• **Texte extrait**:
↓↓↓

Les “emplois d'avenir" à l'Assemblée le 24 septembre

Ils constituaient l'une des promesses du candidat Hollande lors de la campagne : les emplois d'avenir − contrats à destination des jeunes de 16 à 25 ans, sans qualification, issus de quartiers défavorisés ou de zones rurales enclavées, subventionnés à 75 % par l'État − ont été présentés en conseil des ministres le 29 août. Le projet de loi sera examiné par l'Assemblée nationale à partir du 24 septembre.

Par - Le 16 septembre 2012.

↑↑↑

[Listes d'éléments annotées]
↓↓↓

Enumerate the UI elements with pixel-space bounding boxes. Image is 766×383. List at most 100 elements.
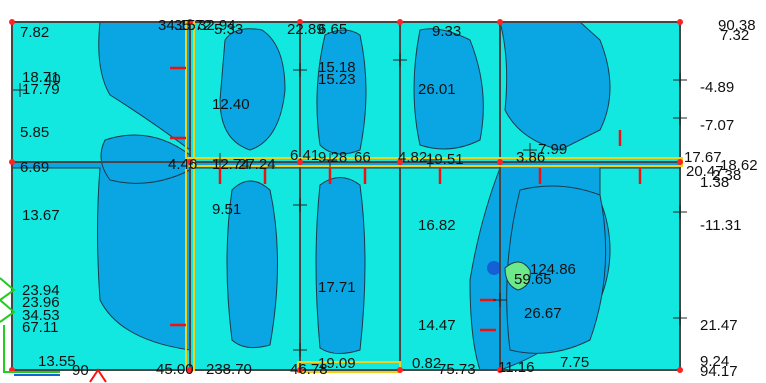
support-triangle-icon bbox=[0, 277, 16, 323]
contour-value-label: 20.47 bbox=[686, 163, 724, 180]
crosshair-icon bbox=[293, 198, 307, 212]
contour-value-label: 19.09 bbox=[318, 355, 356, 372]
contour-value-label: 7.99 bbox=[538, 141, 567, 158]
contour-value-label: 7.82 bbox=[20, 24, 49, 41]
node-dot-icon bbox=[397, 367, 403, 373]
contour-value-label: 12.40 bbox=[212, 96, 250, 113]
crosshair-icon bbox=[213, 153, 227, 167]
contour-island-c bbox=[226, 180, 278, 349]
contour-value-label: 6.41 bbox=[290, 147, 319, 164]
contour-value-label: 7.32 bbox=[720, 27, 749, 44]
node-dot-icon bbox=[297, 19, 303, 25]
contour-band-left-bottom bbox=[11, 167, 191, 371]
contour-value-label: 40 bbox=[44, 71, 61, 88]
node-dot-icon bbox=[187, 367, 193, 373]
contour-value-label: 17.71 bbox=[318, 279, 356, 296]
contour-value-label: 23.96 bbox=[22, 294, 60, 311]
crosshair-icon bbox=[673, 205, 687, 219]
contour-value-label: 26.67 bbox=[524, 305, 562, 322]
contour-value-label: -7.07 bbox=[700, 117, 734, 134]
contour-value-label: 34.15 bbox=[158, 17, 196, 34]
node-dot-icon bbox=[497, 367, 503, 373]
contour-value-label: 16.82 bbox=[418, 217, 456, 234]
node-dot-icon bbox=[187, 19, 193, 25]
contour-value-label: 66 bbox=[354, 149, 371, 166]
contour-value-label: 9.28 bbox=[318, 149, 347, 166]
contour-value-label: 59.65 bbox=[514, 271, 552, 288]
contour-value-label: 238.70 bbox=[206, 361, 252, 378]
contour-value-label: 7.75 bbox=[560, 354, 589, 371]
contour-value-label: 67.11 bbox=[22, 319, 58, 336]
contour-value-label: 14.47 bbox=[418, 317, 456, 334]
contour-value-label: 4.82 bbox=[398, 149, 427, 166]
contour-fills bbox=[11, 21, 681, 371]
contour-value-label: 22.89 bbox=[287, 21, 325, 38]
contour-value-label: 75.73 bbox=[438, 361, 476, 378]
contour-value-label: 90 bbox=[72, 362, 89, 379]
contour-value-label: 32.94 bbox=[198, 17, 236, 34]
red-markers bbox=[170, 66, 642, 332]
contour-island-e bbox=[413, 28, 484, 150]
support-bracket-icon bbox=[3, 325, 60, 373]
crosshair-icon bbox=[673, 311, 687, 325]
contour-value-label: 46.78 bbox=[290, 361, 328, 378]
contour-value-label: -11.31 bbox=[700, 217, 741, 234]
contour-value-label: 12.74 bbox=[212, 156, 250, 173]
crosshair-icon bbox=[493, 293, 507, 307]
node-dot-icon bbox=[9, 159, 15, 165]
crosshair-icon bbox=[523, 143, 537, 157]
contour-value-label: 9.51 bbox=[212, 201, 241, 218]
contour-island-f bbox=[100, 134, 191, 184]
contour-value-label: 90.38 bbox=[718, 17, 756, 34]
contour-value-label: 34.53 bbox=[22, 307, 60, 324]
contour-value-label: 18.71 bbox=[22, 69, 60, 86]
crosshair-icon bbox=[423, 153, 437, 167]
contour-value-label: 27.24 bbox=[238, 156, 276, 173]
contour-island-a bbox=[219, 28, 286, 151]
contour-value-label: 18.62 bbox=[720, 157, 758, 174]
contour-value-label: 11.16 bbox=[498, 359, 534, 376]
crosshair-icon bbox=[393, 53, 407, 67]
node-dots bbox=[9, 19, 683, 373]
crosshair-icon bbox=[13, 83, 27, 97]
node-dot-icon bbox=[397, 159, 403, 165]
contour-island-green bbox=[504, 261, 531, 291]
contour-island-d bbox=[315, 177, 366, 354]
grid-ticks bbox=[13, 53, 687, 357]
contour-value-label: 9.33 bbox=[432, 23, 461, 40]
node-dot-icon bbox=[677, 159, 683, 165]
crosshair-icon bbox=[673, 111, 687, 125]
contour-value-label: 6.69 bbox=[20, 159, 49, 176]
contour-value-label: 13.55 bbox=[38, 353, 76, 370]
contour-value-label: 26.01 bbox=[418, 81, 456, 98]
crosshair-icon bbox=[293, 63, 307, 77]
node-dot-icon bbox=[677, 367, 683, 373]
contour-value-label: 1.38 bbox=[700, 174, 729, 191]
contour-value-label: 21.47 bbox=[700, 317, 738, 334]
contour-value-label: 45.00 bbox=[156, 361, 194, 378]
contour-value-label: 35.72 bbox=[174, 17, 212, 34]
contour-value-label: 0.82 bbox=[412, 355, 441, 372]
contour-value-label: 2.38 bbox=[712, 167, 741, 184]
crosshair-icon bbox=[293, 343, 307, 357]
contour-value-label: 3.86 bbox=[516, 149, 545, 166]
contour-value-label: 17.67 bbox=[684, 149, 722, 166]
contour-value-label: 5.85 bbox=[20, 124, 49, 141]
node-dot-icon bbox=[677, 19, 683, 25]
contour-value-label: 19.51 bbox=[426, 151, 464, 168]
node-dot-icon bbox=[9, 19, 15, 25]
contour-value-label: 94.17 bbox=[700, 363, 738, 380]
force-arrow-icon bbox=[89, 368, 107, 383]
contour-value-label: 9.24 bbox=[700, 353, 729, 370]
contour-value-label: 15.23 bbox=[318, 71, 356, 88]
contour-island-b bbox=[316, 29, 367, 155]
node-dot-icon bbox=[187, 159, 193, 165]
contour-band-col4-bottom bbox=[399, 167, 501, 371]
grid-lines bbox=[11, 21, 681, 371]
contour-value-label: 6.65 bbox=[318, 21, 347, 38]
node-dot-icon bbox=[297, 367, 303, 373]
crosshair-icon bbox=[673, 73, 687, 87]
contour-value-label: 124.86 bbox=[530, 261, 576, 278]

↑↑↑

Prolongez l'article sur les emplois d'avenir à la suite de sa dernière phrase.

• **Réponse**:
Ces emplois seront majoritairement proposés dans le secteur public, mais aussi au sein des milieux associatifs ou mutualistes, même si le Premier ministre Jean-Marc Ayrault avait un temps déclaré que des expérimentations “à la marge" dans le secteur privé (et plus particulièrement dans le domaine des services à la personne) seraient mises en place. À rapprocher également des “emplois francs" sur lesquels s'est engagé le ministre délégué à la Ville, François Lamy, lors de son déplacement à Amiens (L'Inffo n° 817, p. 4), qui pourraient rentrer dans ce cadre. Mais c'est par décret que les secteurs d'activités réellement concernés par ces emplois d'avenir (ainsi que le taux de subvention aux entreprises) seront déterminés. Une autre expérimentation pourrait également porter sur des postes d'enseignants qui se verraient proposés à des étudiants boursiers se destinant à l'enseignement.
Selon la volonté du gouvernement, 100 000 de ces emplois pourraient être déployés dès 2013, sur un total de 250 000. Le coût de ce déploiement pour l'année à venir a été estimé à 500 millions d'euros par le ministre du Travail, Michel Sapin. Distincts des emplois aidés “classiques" (d'une durée moyenne de huit mois), ces contrats sont prévus pour s'étendre sur trois ans et comprennent “une forte incitation à la conclusion de CDI", indique-t-on à Bercy.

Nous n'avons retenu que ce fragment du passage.